Box annotation data:
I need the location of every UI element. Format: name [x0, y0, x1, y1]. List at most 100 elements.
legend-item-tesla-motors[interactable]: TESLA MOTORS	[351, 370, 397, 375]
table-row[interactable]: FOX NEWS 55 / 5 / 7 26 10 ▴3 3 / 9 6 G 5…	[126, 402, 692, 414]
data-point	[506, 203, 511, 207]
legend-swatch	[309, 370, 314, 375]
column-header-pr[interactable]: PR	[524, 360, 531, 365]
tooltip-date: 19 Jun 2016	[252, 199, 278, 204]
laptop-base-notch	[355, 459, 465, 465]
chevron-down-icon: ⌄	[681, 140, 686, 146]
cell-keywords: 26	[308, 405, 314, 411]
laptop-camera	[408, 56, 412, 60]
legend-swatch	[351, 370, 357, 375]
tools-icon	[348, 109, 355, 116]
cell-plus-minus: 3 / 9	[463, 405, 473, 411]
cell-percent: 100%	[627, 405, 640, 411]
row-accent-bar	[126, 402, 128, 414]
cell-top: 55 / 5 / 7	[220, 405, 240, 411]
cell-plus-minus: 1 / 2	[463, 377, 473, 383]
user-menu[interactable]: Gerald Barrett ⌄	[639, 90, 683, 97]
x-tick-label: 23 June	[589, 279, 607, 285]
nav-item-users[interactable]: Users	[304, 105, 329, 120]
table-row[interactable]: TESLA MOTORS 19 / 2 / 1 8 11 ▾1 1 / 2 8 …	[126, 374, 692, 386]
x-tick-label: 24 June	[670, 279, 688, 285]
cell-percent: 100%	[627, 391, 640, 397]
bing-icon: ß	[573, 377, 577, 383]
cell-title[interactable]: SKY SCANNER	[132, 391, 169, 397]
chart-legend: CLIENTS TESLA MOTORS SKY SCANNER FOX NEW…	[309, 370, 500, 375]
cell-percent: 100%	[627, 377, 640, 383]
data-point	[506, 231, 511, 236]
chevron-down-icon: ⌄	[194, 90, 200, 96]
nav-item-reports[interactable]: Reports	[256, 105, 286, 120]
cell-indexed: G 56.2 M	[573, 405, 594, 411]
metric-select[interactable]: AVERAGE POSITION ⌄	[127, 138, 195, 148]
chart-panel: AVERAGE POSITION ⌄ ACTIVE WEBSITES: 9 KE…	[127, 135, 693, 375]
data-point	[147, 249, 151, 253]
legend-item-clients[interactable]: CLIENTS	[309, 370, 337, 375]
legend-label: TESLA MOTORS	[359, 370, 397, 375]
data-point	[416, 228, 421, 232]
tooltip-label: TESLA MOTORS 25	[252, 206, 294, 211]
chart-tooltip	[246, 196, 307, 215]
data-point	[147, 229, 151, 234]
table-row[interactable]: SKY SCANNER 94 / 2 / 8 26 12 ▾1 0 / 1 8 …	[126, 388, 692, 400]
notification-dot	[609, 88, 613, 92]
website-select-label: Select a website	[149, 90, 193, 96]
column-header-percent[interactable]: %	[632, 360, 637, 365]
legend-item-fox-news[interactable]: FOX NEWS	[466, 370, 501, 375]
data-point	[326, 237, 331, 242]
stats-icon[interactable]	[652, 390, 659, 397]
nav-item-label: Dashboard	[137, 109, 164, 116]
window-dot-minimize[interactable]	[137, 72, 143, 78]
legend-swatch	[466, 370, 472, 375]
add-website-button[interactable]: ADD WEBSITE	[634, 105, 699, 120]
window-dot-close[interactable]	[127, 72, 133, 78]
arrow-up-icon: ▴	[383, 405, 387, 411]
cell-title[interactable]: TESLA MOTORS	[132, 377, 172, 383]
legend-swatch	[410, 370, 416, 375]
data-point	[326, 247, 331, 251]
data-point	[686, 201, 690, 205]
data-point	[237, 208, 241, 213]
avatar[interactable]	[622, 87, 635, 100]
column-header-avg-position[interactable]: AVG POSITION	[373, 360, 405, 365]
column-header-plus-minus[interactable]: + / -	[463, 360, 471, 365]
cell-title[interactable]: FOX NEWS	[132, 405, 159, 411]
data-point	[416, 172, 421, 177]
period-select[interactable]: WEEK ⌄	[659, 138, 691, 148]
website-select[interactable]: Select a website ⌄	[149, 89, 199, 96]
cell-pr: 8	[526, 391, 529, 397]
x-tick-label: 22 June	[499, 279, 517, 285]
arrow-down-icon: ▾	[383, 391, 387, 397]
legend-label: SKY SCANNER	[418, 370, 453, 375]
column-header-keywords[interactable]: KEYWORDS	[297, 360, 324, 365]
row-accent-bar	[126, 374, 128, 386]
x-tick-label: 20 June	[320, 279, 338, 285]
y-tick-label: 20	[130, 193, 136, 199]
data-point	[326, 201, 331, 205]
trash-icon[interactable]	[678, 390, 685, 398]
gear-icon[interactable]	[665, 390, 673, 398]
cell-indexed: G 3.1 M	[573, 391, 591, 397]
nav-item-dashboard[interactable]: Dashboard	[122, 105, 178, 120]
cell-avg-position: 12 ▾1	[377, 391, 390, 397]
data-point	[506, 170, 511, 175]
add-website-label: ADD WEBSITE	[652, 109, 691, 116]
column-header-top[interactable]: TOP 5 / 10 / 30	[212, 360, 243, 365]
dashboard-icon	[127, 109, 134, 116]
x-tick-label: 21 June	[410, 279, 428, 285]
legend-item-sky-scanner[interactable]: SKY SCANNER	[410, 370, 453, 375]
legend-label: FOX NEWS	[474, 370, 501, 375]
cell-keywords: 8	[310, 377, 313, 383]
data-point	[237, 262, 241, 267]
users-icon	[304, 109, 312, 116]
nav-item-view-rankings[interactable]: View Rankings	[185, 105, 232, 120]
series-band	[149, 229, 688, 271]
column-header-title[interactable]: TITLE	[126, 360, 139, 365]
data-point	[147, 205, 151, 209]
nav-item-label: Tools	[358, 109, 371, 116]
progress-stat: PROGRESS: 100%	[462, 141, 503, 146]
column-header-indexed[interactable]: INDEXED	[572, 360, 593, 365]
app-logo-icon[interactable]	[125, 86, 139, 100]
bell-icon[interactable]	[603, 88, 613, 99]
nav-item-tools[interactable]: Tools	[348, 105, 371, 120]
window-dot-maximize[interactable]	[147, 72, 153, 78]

*AIM OF THE TASK*. Can you repeat the records, starting at the first line and ending at the line that contains "140, 686, 146]", with "legend-swatch" swapped for "legend-color-box" and nothing else changed?

*WORKED ANSWER*.
I need the location of every UI element. Format: name [x0, y0, x1, y1]. List at most 100 elements.
legend-item-tesla-motors[interactable]: TESLA MOTORS	[351, 370, 397, 375]
table-row[interactable]: FOX NEWS 55 / 5 / 7 26 10 ▴3 3 / 9 6 G 5…	[126, 402, 692, 414]
data-point	[506, 203, 511, 207]
legend-color-box	[309, 370, 314, 375]
column-header-pr[interactable]: PR	[524, 360, 531, 365]
tooltip-date: 19 Jun 2016	[252, 199, 278, 204]
laptop-base-notch	[355, 459, 465, 465]
chevron-down-icon: ⌄	[681, 140, 686, 146]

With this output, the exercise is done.